Each line of the material must be repeated precisely, with the pictures left out.

[Chart and figure data]
====
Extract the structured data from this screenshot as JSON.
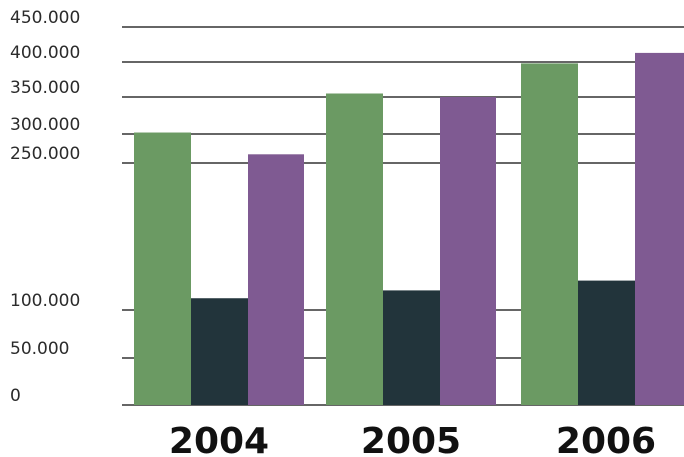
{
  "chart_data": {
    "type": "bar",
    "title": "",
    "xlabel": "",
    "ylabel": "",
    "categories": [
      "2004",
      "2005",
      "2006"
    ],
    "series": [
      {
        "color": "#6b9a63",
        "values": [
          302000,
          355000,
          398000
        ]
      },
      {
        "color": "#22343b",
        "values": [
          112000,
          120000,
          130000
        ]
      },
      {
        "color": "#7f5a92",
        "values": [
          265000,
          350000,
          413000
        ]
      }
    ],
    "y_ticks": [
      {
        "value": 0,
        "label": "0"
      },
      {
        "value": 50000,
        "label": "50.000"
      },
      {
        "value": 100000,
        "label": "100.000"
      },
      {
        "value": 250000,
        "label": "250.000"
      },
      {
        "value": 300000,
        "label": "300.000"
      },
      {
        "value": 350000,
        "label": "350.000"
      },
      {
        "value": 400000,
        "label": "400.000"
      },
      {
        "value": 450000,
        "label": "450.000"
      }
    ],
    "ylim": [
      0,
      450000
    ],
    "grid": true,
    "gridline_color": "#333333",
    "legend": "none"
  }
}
====
[Response below]
Extract the structured data from this screenshot as JSON.
{
  "chart_data": {
    "type": "bar",
    "title": "",
    "xlabel": "",
    "ylabel": "",
    "categories": [
      "2004",
      "2005",
      "2006"
    ],
    "series": [
      {
        "color": "#6b9a63",
        "values": [
          302000,
          355000,
          398000
        ]
      },
      {
        "color": "#22343b",
        "values": [
          112000,
          120000,
          130000
        ]
      },
      {
        "color": "#7f5a92",
        "values": [
          265000,
          350000,
          413000
        ]
      }
    ],
    "y_ticks": [
      {
        "value": 0,
        "label": "0"
      },
      {
        "value": 50000,
        "label": "50.000"
      },
      {
        "value": 100000,
        "label": "100.000"
      },
      {
        "value": 250000,
        "label": "250.000"
      },
      {
        "value": 300000,
        "label": "300.000"
      },
      {
        "value": 350000,
        "label": "350.000"
      },
      {
        "value": 400000,
        "label": "400.000"
      },
      {
        "value": 450000,
        "label": "450.000"
      }
    ],
    "ylim": [
      0,
      450000
    ],
    "grid": true,
    "gridline_color": "#333333",
    "legend": "none"
  }
}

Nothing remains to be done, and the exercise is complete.